— BEGIN Listing —

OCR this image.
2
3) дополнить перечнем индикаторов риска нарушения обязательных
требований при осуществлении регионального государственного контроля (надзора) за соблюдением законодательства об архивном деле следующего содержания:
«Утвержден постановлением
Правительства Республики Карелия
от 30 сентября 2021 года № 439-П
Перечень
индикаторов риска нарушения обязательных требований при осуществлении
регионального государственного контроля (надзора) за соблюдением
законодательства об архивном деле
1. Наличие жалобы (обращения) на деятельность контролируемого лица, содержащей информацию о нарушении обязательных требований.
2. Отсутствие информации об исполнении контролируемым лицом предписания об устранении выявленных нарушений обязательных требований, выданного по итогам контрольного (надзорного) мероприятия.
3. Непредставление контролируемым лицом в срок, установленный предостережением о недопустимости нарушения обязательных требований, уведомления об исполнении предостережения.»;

— END Listing —

**Short problem**
Give back each line above precisely as it stands.

**Final result**
OCR this image.
2
3) дополнить перечнем индикаторов риска нарушения обязательных
требований при осуществлении регионального государственного контроля (надзора) за соблюдением законодательства об архивном деле следующего содержания:
«Утвержден постановлением
Правительства Республики Карелия
от 30 сентября 2021 года № 439-П
Перечень
индикаторов риска нарушения обязательных требований при осуществлении
регионального государственного контроля (надзора) за соблюдением
законодательства об архивном деле
1. Наличие жалобы (обращения) на деятельность контролируемого лица, содержащей информацию о нарушении обязательных требований.
2. Отсутствие информации об исполнении контролируемым лицом предписания об устранении выявленных нарушений обязательных требований, выданного по итогам контрольного (надзорного) мероприятия.
3. Непредставление контролируемым лицом в срок, установленный предостережением о недопустимости нарушения обязательных требований, уведомления об исполнении предостережения.»;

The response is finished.